* AIM *
Print the records word for word, starting at the line that contains "toolbar-separator — [390, 240, 392, 258]" and ending at the line that contains "search-icon[interactable] — [190, 69, 206, 85]".

* DATASET EXTRACT *

# # # #

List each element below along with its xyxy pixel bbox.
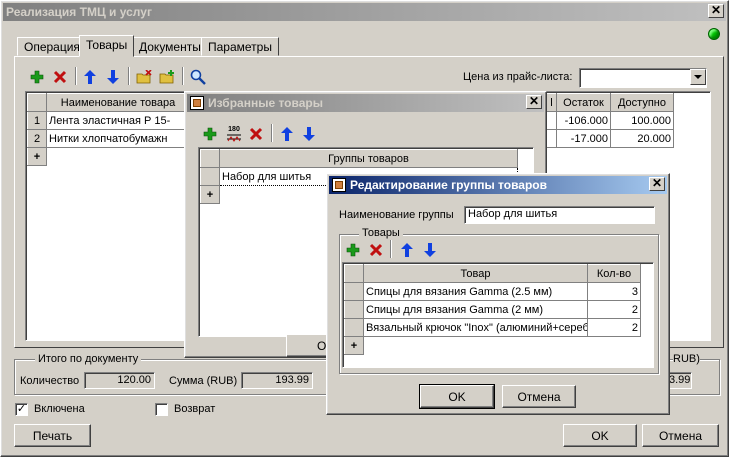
toolbar-separator — [390, 240, 392, 258]
tab-goods[interactable]: Товары — [79, 35, 135, 57]
main-ok-button[interactable]: OK — [563, 424, 637, 447]
add-row-marker[interactable]: + — [344, 336, 364, 355]
delete-icon[interactable] — [368, 242, 384, 258]
items-grid: Товар Кол-во Спицы для вязания Gamma (2.… — [344, 264, 641, 355]
goods-grid: Наименование товара 1 Лента эластичная Р… — [27, 93, 190, 166]
tab-operation[interactable]: Операция — [17, 37, 87, 56]
folder-remove-icon[interactable] — [136, 69, 152, 85]
main-cancel-button[interactable]: Отмена — [642, 424, 719, 447]
edit-group-close-button[interactable]: ✕ — [649, 177, 665, 191]
sum-label: Сумма (RUB) — [169, 375, 238, 387]
goods-group-title: Товары — [359, 227, 403, 239]
toolbar-separator — [75, 67, 77, 85]
edit-group-title: Редактирование группы товаров — [350, 178, 548, 192]
edit-ok-button[interactable]: OK — [419, 384, 495, 409]
return-checkbox[interactable] — [155, 403, 168, 416]
move-down-icon[interactable] — [301, 126, 317, 142]
edit-group-titlebar[interactable]: Редактирование группы товаров ✕ — [329, 176, 667, 194]
add-icon[interactable] — [202, 126, 218, 142]
table-row[interactable]: Спицы для вязания Gamma (2.5 мм) 3 — [344, 282, 641, 301]
goods-grid-right: l Остаток Доступно -106.000 100.000 -17.… — [546, 93, 674, 148]
group-name-label: Наименование группы — [339, 209, 454, 221]
main-titlebar[interactable]: Реализация ТМЦ и услуг ✕ — [3, 3, 726, 21]
table-row[interactable]: -17.000 20.000 — [546, 129, 674, 148]
return-label: Возврат — [174, 403, 216, 415]
search-icon[interactable] — [190, 69, 206, 85]
tab-documents[interactable]: Документы — [132, 37, 208, 56]
move-up-icon[interactable] — [399, 242, 415, 258]
move-up-icon[interactable] — [279, 126, 295, 142]
main-title: Реализация ТМЦ и услуг — [6, 5, 152, 19]
grid-corner — [27, 93, 47, 112]
table-row[interactable]: 1 Лента эластичная Р 15- — [27, 111, 190, 130]
toolbar-separator — [271, 124, 273, 142]
group-name-input[interactable]: Набор для шитья — [464, 206, 655, 224]
enabled-label: Включена — [34, 403, 85, 415]
col-header-qty[interactable]: Кол-во — [587, 264, 641, 283]
goods-toolbar — [25, 67, 225, 89]
quantity-value: 120.00 — [84, 372, 155, 389]
toolbar-separator — [182, 67, 184, 85]
right-sum-label: RUB) — [673, 353, 700, 365]
edit-group-dialog: Редактирование группы товаров ✕ Наименов… — [326, 173, 670, 415]
print-button[interactable]: Печать — [14, 424, 91, 447]
rotate-icon[interactable]: 180 — [223, 124, 245, 144]
table-row[interactable]: Вязальный крючок "Inox" (алюминий+серебр… — [344, 318, 641, 337]
status-indicator — [708, 28, 720, 40]
enabled-checkbox[interactable]: ✓ — [15, 403, 28, 416]
price-list-label: Цена из прайс-листа: — [463, 71, 573, 83]
main-close-button[interactable]: ✕ — [708, 4, 724, 18]
toolbar-separator — [128, 67, 130, 85]
delete-icon[interactable] — [248, 126, 264, 142]
app-icon — [332, 178, 346, 192]
table-row[interactable]: 2 Нитки хлопчатобумажн — [27, 129, 190, 148]
col-header-item[interactable]: Товар — [363, 264, 588, 283]
quantity-label: Количество — [20, 375, 80, 387]
chevron-down-icon[interactable] — [690, 69, 706, 85]
add-row-marker[interactable]: + — [27, 147, 47, 166]
col-header-rest[interactable]: Остаток — [556, 93, 611, 112]
add-icon[interactable] — [345, 242, 361, 258]
col-header-name[interactable]: Наименование товара — [46, 93, 190, 112]
edit-cancel-button[interactable]: Отмена — [502, 385, 576, 408]
tab-parameters[interactable]: Параметры — [201, 37, 279, 56]
move-down-icon[interactable] — [105, 69, 121, 85]
app-icon — [190, 96, 204, 110]
favorites-title: Избранные товары — [208, 96, 323, 110]
col-header-groups[interactable]: Группы товаров — [219, 149, 518, 168]
sum-value: 193.99 — [241, 372, 313, 389]
favorites-close-button[interactable]: ✕ — [526, 95, 542, 109]
folder-add-icon[interactable] — [159, 69, 175, 85]
add-icon[interactable] — [29, 69, 45, 85]
move-down-icon[interactable] — [422, 242, 438, 258]
table-row[interactable]: Спицы для вязания Gamma (2 мм) 2 — [344, 300, 641, 319]
totals-title: Итого по документу — [35, 353, 142, 365]
delete-icon[interactable] — [52, 69, 68, 85]
favorites-titlebar[interactable]: Избранные товары ✕ — [187, 94, 544, 112]
col-header-available[interactable]: Доступно — [610, 93, 674, 112]
add-row-marker[interactable]: + — [200, 185, 220, 204]
price-list-select[interactable] — [579, 68, 707, 88]
move-up-icon[interactable] — [82, 69, 98, 85]
table-row[interactable]: -106.000 100.000 — [546, 111, 674, 130]
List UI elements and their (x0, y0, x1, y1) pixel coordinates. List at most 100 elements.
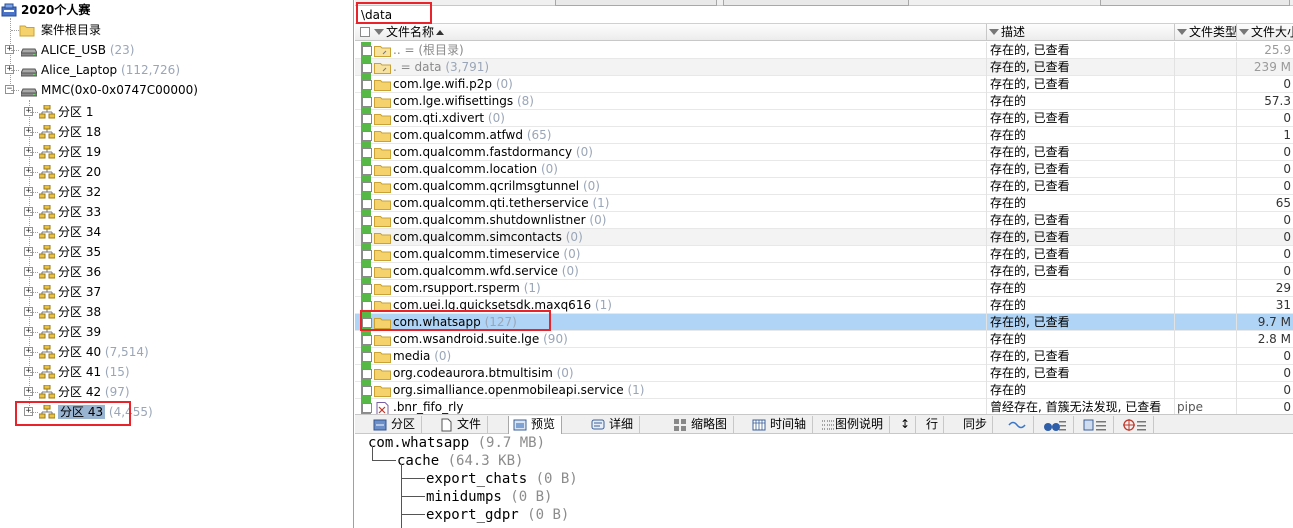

# # # #

* RESULT OF THIS TASK *
toolbar-separator — [390, 240, 392, 258]
tab-goods[interactable]: Товары — [79, 35, 135, 57]
main-ok-button[interactable]: OK — [563, 424, 637, 447]
add-row-marker[interactable]: + — [344, 336, 364, 355]
delete-icon[interactable] — [368, 242, 384, 258]
items-grid: Товар Кол-во Спицы для вязания Gamma (2.… — [344, 264, 641, 355]
goods-grid: Наименование товара 1 Лента эластичная Р… — [27, 93, 190, 166]
tab-operation[interactable]: Операция — [17, 37, 87, 56]
folder-remove-icon[interactable] — [136, 69, 152, 85]
main-cancel-button[interactable]: Отмена — [642, 424, 719, 447]
edit-group-close-button[interactable]: ✕ — [649, 177, 665, 191]
sum-label: Сумма (RUB) — [169, 375, 238, 387]
goods-group-title: Товары — [359, 227, 403, 239]
toolbar-separator — [75, 67, 77, 85]
edit-group-title: Редактирование группы товаров — [350, 178, 548, 192]
edit-ok-button[interactable]: OK — [419, 384, 495, 409]
return-checkbox[interactable] — [155, 403, 168, 416]
move-down-icon[interactable] — [301, 126, 317, 142]
edit-group-titlebar[interactable]: Редактирование группы товаров ✕ — [329, 176, 667, 194]
add-icon[interactable] — [202, 126, 218, 142]
table-row[interactable]: Спицы для вязания Gamma (2.5 мм) 3 — [344, 282, 641, 301]
goods-grid-right: l Остаток Доступно -106.000 100.000 -17.… — [546, 93, 674, 148]
group-name-label: Наименование группы — [339, 209, 454, 221]
main-titlebar[interactable]: Реализация ТМЦ и услуг ✕ — [3, 3, 726, 21]
table-row[interactable]: -17.000 20.000 — [546, 129, 674, 148]
return-label: Возврат — [174, 403, 216, 415]
search-icon[interactable] — [190, 69, 206, 85]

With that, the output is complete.